**Do this:** Output the records. Match them exactly.

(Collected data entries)
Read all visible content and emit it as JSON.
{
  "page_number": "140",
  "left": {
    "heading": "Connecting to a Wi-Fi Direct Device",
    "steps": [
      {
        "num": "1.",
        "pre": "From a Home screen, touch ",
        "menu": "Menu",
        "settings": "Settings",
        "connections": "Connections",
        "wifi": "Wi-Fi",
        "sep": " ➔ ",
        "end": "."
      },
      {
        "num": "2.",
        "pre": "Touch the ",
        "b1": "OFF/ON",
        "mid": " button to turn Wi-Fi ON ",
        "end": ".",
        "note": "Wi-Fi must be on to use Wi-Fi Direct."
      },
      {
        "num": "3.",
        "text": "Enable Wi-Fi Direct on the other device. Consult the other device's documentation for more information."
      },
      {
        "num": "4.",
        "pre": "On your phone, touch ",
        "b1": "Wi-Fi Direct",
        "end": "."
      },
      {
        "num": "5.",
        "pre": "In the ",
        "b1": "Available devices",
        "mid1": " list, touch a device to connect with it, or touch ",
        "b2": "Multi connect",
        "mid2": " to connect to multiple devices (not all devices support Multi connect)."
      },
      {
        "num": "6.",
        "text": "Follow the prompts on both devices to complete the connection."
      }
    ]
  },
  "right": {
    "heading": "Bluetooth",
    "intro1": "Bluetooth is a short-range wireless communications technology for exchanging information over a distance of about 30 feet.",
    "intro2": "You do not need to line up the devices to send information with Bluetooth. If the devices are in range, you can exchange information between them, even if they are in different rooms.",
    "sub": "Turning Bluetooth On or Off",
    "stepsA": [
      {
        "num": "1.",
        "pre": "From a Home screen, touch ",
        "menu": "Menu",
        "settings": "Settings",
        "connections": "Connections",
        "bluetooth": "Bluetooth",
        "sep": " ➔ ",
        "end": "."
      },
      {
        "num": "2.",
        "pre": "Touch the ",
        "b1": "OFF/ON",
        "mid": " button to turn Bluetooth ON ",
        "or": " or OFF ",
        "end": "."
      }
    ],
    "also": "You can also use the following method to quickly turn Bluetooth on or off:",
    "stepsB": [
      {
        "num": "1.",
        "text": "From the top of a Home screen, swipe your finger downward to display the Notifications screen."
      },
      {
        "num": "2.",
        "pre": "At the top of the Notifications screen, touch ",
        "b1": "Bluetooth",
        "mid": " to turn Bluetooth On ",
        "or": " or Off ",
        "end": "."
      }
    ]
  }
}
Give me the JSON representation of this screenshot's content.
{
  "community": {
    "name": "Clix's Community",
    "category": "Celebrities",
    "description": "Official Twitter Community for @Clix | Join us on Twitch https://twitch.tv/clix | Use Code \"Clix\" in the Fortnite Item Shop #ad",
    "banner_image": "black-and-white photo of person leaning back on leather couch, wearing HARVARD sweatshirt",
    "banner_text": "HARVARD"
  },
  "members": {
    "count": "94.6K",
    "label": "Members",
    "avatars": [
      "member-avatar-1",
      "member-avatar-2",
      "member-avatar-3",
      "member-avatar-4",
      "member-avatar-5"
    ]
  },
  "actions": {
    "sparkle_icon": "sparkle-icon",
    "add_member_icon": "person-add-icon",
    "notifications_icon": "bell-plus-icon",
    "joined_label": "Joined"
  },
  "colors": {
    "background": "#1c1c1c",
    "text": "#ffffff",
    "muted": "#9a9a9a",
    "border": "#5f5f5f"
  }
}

**Answer to the task:**
Read all visible content and emit it as JSON.
{
  "page_number": "140",
  "left": {
    "heading": "Connecting to a Wi-Fi Direct Device",
    "steps": [
      {
        "num": "1.",
        "pre": "From a Home screen, touch ",
        "menu": "Menu",
        "settings": "Settings",
        "connections": "Connections",
        "wifi": "Wi-Fi",
        "sep": " ➔ ",
        "end": "."
      },
      {
        "num": "2.",
        "pre": "Touch the ",
        "b1": "OFF/ON",
        "mid": " button to turn Wi-Fi ON ",
        "end": ".",
        "note": "Wi-Fi must be on to use Wi-Fi Direct."
      },
      {
        "num": "3.",
        "text": "Enable Wi-Fi Direct on the other device. Consult the other device's documentation for more information."
      },
      {
        "num": "4.",
        "pre": "On your phone, touch ",
        "b1": "Wi-Fi Direct",
        "end": "."
      },
      {
        "num": "5.",
        "pre": "In the ",
        "b1": "Available devices",
        "mid1": " list, touch a device to connect with it, or touch ",
        "b2": "Multi connect",
        "mid2": " to connect to multiple devices (not all devices support Multi connect)."
      },
      {
        "num": "6.",
        "text": "Follow the prompts on both devices to complete the connection."
      }
    ]
  },
  "right": {
    "heading": "Bluetooth",
    "intro1": "Bluetooth is a short-range wireless communications technology for exchanging information over a distance of about 30 feet.",
    "intro2": "You do not need to line up the devices to send information with Bluetooth. If the devices are in range, you can exchange information between them, even if they are in different rooms.",
    "sub": "Turning Bluetooth On or Off",
    "stepsA": [
      {
        "num": "1.",
        "pre": "From a Home screen, touch ",
        "menu": "Menu",
        "settings": "Settings",
        "connections": "Connections",
        "bluetooth": "Bluetooth",
        "sep": " ➔ ",
        "end": "."
      },
      {
        "num": "2.",
        "pre": "Touch the ",
        "b1": "OFF/ON",
        "mid": " button to turn Bluetooth ON ",
        "or": " or OFF ",
        "end": "."
      }
    ],
    "also": "You can also use the following method to quickly turn Bluetooth on or off:",
    "stepsB": [
      {
        "num": "1.",
        "text": "From the top of a Home screen, swipe your finger downward to display the Notifications screen."
      },
      {
        "num": "2.",
        "pre": "At the top of the Notifications screen, touch ",
        "b1": "Bluetooth",
        "mid": " to turn Bluetooth On ",
        "or": " or Off ",
        "end": "."
      }
    ]
  }
}
Give me the JSON representation of this screenshot's content.
{
  "community": {
    "name": "Clix's Community",
    "category": "Celebrities",
    "description": "Official Twitter Community for @Clix | Join us on Twitch https://twitch.tv/clix | Use Code \"Clix\" in the Fortnite Item Shop #ad",
    "banner_image": "black-and-white photo of person leaning back on leather couch, wearing HARVARD sweatshirt",
    "banner_text": "HARVARD"
  },
  "members": {
    "count": "94.6K",
    "label": "Members",
    "avatars": [
      "member-avatar-1",
      "member-avatar-2",
      "member-avatar-3",
      "member-avatar-4",
      "member-avatar-5"
    ]
  },
  "actions": {
    "sparkle_icon": "sparkle-icon",
    "add_member_icon": "person-add-icon",
    "notifications_icon": "bell-plus-icon",
    "joined_label": "Joined"
  },
  "colors": {
    "background": "#1c1c1c",
    "text": "#ffffff",
    "muted": "#9a9a9a",
    "border": "#5f5f5f"
  }
}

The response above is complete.